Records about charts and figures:
################
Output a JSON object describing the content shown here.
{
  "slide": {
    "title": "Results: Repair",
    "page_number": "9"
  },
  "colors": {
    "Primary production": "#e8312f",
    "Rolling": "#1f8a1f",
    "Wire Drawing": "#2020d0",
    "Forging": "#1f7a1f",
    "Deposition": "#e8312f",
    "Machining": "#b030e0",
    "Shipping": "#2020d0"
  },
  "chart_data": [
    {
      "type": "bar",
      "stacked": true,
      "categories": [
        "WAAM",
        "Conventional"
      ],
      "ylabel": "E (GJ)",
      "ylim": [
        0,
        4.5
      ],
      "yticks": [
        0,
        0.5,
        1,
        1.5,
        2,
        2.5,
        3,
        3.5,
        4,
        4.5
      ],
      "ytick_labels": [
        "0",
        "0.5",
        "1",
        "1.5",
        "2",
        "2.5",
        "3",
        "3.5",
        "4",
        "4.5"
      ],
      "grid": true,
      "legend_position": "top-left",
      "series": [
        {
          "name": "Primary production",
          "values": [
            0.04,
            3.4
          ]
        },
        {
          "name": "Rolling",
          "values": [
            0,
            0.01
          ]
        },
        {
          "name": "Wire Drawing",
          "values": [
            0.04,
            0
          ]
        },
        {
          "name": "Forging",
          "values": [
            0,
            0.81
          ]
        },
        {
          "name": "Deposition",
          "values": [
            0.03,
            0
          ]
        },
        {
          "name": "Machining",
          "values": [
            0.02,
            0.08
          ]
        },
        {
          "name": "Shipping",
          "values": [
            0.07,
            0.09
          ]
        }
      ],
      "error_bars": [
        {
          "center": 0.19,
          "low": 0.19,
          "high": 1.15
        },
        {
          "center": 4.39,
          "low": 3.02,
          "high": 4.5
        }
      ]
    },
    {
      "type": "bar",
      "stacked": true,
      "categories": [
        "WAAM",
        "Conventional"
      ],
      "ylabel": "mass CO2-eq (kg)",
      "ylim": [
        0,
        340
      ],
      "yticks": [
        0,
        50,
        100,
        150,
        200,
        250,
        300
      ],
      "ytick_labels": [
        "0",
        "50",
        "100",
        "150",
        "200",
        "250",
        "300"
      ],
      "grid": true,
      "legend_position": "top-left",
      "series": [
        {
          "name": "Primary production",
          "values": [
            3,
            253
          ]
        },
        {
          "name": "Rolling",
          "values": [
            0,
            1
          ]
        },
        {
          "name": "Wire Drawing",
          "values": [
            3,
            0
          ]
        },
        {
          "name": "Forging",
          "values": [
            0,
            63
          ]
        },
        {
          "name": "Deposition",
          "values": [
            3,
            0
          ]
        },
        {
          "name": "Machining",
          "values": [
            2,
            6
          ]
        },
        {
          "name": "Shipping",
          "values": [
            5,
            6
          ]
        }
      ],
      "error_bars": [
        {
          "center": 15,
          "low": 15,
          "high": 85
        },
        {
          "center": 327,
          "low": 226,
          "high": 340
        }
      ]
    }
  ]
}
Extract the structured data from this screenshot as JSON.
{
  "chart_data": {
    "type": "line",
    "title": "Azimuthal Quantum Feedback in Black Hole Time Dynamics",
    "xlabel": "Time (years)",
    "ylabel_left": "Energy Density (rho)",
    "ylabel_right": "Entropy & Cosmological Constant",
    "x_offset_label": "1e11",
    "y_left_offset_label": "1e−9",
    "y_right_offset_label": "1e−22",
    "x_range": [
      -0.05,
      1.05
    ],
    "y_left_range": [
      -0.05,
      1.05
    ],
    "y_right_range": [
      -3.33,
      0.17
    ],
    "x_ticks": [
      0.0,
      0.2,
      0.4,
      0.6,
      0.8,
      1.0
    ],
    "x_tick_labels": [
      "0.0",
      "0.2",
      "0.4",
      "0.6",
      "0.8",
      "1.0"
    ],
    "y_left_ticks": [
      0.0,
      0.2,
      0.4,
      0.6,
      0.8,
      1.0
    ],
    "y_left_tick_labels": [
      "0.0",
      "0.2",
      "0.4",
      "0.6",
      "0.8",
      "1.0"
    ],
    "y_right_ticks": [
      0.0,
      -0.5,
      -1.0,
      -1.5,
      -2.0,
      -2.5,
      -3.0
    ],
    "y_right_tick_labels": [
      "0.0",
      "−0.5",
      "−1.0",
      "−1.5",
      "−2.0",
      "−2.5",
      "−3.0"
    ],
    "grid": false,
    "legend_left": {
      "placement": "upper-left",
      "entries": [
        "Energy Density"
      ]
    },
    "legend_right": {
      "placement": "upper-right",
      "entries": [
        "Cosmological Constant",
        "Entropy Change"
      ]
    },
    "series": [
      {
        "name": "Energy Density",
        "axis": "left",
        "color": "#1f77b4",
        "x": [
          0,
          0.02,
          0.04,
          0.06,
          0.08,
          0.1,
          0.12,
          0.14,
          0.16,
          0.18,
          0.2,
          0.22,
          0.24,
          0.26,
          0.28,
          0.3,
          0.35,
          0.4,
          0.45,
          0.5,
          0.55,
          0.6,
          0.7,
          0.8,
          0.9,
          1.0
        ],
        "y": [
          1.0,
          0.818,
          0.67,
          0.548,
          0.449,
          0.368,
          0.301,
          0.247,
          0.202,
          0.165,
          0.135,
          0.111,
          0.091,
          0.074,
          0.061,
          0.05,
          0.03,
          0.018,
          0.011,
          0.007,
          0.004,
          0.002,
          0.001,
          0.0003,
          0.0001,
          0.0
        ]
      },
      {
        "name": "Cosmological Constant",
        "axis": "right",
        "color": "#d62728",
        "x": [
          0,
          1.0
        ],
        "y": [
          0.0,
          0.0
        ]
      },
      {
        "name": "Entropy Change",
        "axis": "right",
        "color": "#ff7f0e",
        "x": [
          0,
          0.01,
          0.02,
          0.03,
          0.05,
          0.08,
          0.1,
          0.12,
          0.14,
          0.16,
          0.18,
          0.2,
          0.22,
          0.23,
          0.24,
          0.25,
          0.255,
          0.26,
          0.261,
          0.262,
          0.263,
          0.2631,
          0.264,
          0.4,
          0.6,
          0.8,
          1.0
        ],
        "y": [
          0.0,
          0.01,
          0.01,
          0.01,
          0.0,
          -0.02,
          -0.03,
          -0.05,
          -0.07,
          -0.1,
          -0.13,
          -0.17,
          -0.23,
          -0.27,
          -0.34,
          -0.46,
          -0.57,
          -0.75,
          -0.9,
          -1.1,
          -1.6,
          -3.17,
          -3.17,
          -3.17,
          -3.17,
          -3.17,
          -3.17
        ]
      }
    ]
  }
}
################
* _What to do_: Every entry must be output again, exactly as written above.

* _Response to this exercise_:
Output a JSON object describing the content shown here.
{
  "slide": {
    "title": "Results: Repair",
    "page_number": "9"
  },
  "colors": {
    "Primary production": "#e8312f",
    "Rolling": "#1f8a1f",
    "Wire Drawing": "#2020d0",
    "Forging": "#1f7a1f",
    "Deposition": "#e8312f",
    "Machining": "#b030e0",
    "Shipping": "#2020d0"
  },
  "chart_data": [
    {
      "type": "bar",
      "stacked": true,
      "categories": [
        "WAAM",
        "Conventional"
      ],
      "ylabel": "E (GJ)",
      "ylim": [
        0,
        4.5
      ],
      "yticks": [
        0,
        0.5,
        1,
        1.5,
        2,
        2.5,
        3,
        3.5,
        4,
        4.5
      ],
      "ytick_labels": [
        "0",
        "0.5",
        "1",
        "1.5",
        "2",
        "2.5",
        "3",
        "3.5",
        "4",
        "4.5"
      ],
      "grid": true,
      "legend_position": "top-left",
      "series": [
        {
          "name": "Primary production",
          "values": [
            0.04,
            3.4
          ]
        },
        {
          "name": "Rolling",
          "values": [
            0,
            0.01
          ]
        },
        {
          "name": "Wire Drawing",
          "values": [
            0.04,
            0
          ]
        },
        {
          "name": "Forging",
          "values": [
            0,
            0.81
          ]
        },
        {
          "name": "Deposition",
          "values": [
            0.03,
            0
          ]
        },
        {
          "name": "Machining",
          "values": [
            0.02,
            0.08
          ]
        },
        {
          "name": "Shipping",
          "values": [
            0.07,
            0.09
          ]
        }
      ],
      "error_bars": [
        {
          "center": 0.19,
          "low": 0.19,
          "high": 1.15
        },
        {
          "center": 4.39,
          "low": 3.02,
          "high": 4.5
        }
      ]
    },
    {
      "type": "bar",
      "stacked": true,
      "categories": [
        "WAAM",
        "Conventional"
      ],
      "ylabel": "mass CO2-eq (kg)",
      "ylim": [
        0,
        340
      ],
      "yticks": [
        0,
        50,
        100,
        150,
        200,
        250,
        300
      ],
      "ytick_labels": [
        "0",
        "50",
        "100",
        "150",
        "200",
        "250",
        "300"
      ],
      "grid": true,
      "legend_position": "top-left",
      "series": [
        {
          "name": "Primary production",
          "values": [
            3,
            253
          ]
        },
        {
          "name": "Rolling",
          "values": [
            0,
            1
          ]
        },
        {
          "name": "Wire Drawing",
          "values": [
            3,
            0
          ]
        },
        {
          "name": "Forging",
          "values": [
            0,
            63
          ]
        },
        {
          "name": "Deposition",
          "values": [
            3,
            0
          ]
        },
        {
          "name": "Machining",
          "values": [
            2,
            6
          ]
        },
        {
          "name": "Shipping",
          "values": [
            5,
            6
          ]
        }
      ],
      "error_bars": [
        {
          "center": 15,
          "low": 15,
          "high": 85
        },
        {
          "center": 327,
          "low": 226,
          "high": 340
        }
      ]
    }
  ]
}
Extract the structured data from this screenshot as JSON.
{
  "chart_data": {
    "type": "line",
    "title": "Azimuthal Quantum Feedback in Black Hole Time Dynamics",
    "xlabel": "Time (years)",
    "ylabel_left": "Energy Density (rho)",
    "ylabel_right": "Entropy & Cosmological Constant",
    "x_offset_label": "1e11",
    "y_left_offset_label": "1e−9",
    "y_right_offset_label": "1e−22",
    "x_range": [
      -0.05,
      1.05
    ],
    "y_left_range": [
      -0.05,
      1.05
    ],
    "y_right_range": [
      -3.33,
      0.17
    ],
    "x_ticks": [
      0.0,
      0.2,
      0.4,
      0.6,
      0.8,
      1.0
    ],
    "x_tick_labels": [
      "0.0",
      "0.2",
      "0.4",
      "0.6",
      "0.8",
      "1.0"
    ],
    "y_left_ticks": [
      0.0,
      0.2,
      0.4,
      0.6,
      0.8,
      1.0
    ],
    "y_left_tick_labels": [
      "0.0",
      "0.2",
      "0.4",
      "0.6",
      "0.8",
      "1.0"
    ],
    "y_right_ticks": [
      0.0,
      -0.5,
      -1.0,
      -1.5,
      -2.0,
      -2.5,
      -3.0
    ],
    "y_right_tick_labels": [
      "0.0",
      "−0.5",
      "−1.0",
      "−1.5",
      "−2.0",
      "−2.5",
      "−3.0"
    ],
    "grid": false,
    "legend_left": {
      "placement": "upper-left",
      "entries": [
        "Energy Density"
      ]
    },
    "legend_right": {
      "placement": "upper-right",
      "entries": [
        "Cosmological Constant",
        "Entropy Change"
      ]
    },
    "series": [
      {
        "name": "Energy Density",
        "axis": "left",
        "color": "#1f77b4",
        "x": [
          0,
          0.02,
          0.04,
          0.06,
          0.08,
          0.1,
          0.12,
          0.14,
          0.16,
          0.18,
          0.2,
          0.22,
          0.24,
          0.26,
          0.28,
          0.3,
          0.35,
          0.4,
          0.45,
          0.5,
          0.55,
          0.6,
          0.7,
          0.8,
          0.9,
          1.0
        ],
        "y": [
          1.0,
          0.818,
          0.67,
          0.548,
          0.449,
          0.368,
          0.301,
          0.247,
          0.202,
          0.165,
          0.135,
          0.111,
          0.091,
          0.074,
          0.061,
          0.05,
          0.03,
          0.018,
          0.011,
          0.007,
          0.004,
          0.002,
          0.001,
          0.0003,
          0.0001,
          0.0
        ]
      },
      {
        "name": "Cosmological Constant",
        "axis": "right",
        "color": "#d62728",
        "x": [
          0,
          1.0
        ],
        "y": [
          0.0,
          0.0
        ]
      },
      {
        "name": "Entropy Change",
        "axis": "right",
        "color": "#ff7f0e",
        "x": [
          0,
          0.01,
          0.02,
          0.03,
          0.05,
          0.08,
          0.1,
          0.12,
          0.14,
          0.16,
          0.18,
          0.2,
          0.22,
          0.23,
          0.24,
          0.25,
          0.255,
          0.26,
          0.261,
          0.262,
          0.263,
          0.2631,
          0.264,
          0.4,
          0.6,
          0.8,
          1.0
        ],
        "y": [
          0.0,
          0.01,
          0.01,
          0.01,
          0.0,
          -0.02,
          -0.03,
          -0.05,
          -0.07,
          -0.1,
          -0.13,
          -0.17,
          -0.23,
          -0.27,
          -0.34,
          -0.46,
          -0.57,
          -0.75,
          -0.9,
          -1.1,
          -1.6,
          -3.17,
          -3.17,
          -3.17,
          -3.17,
          -3.17,
          -3.17
        ]
      }
    ]
  }
}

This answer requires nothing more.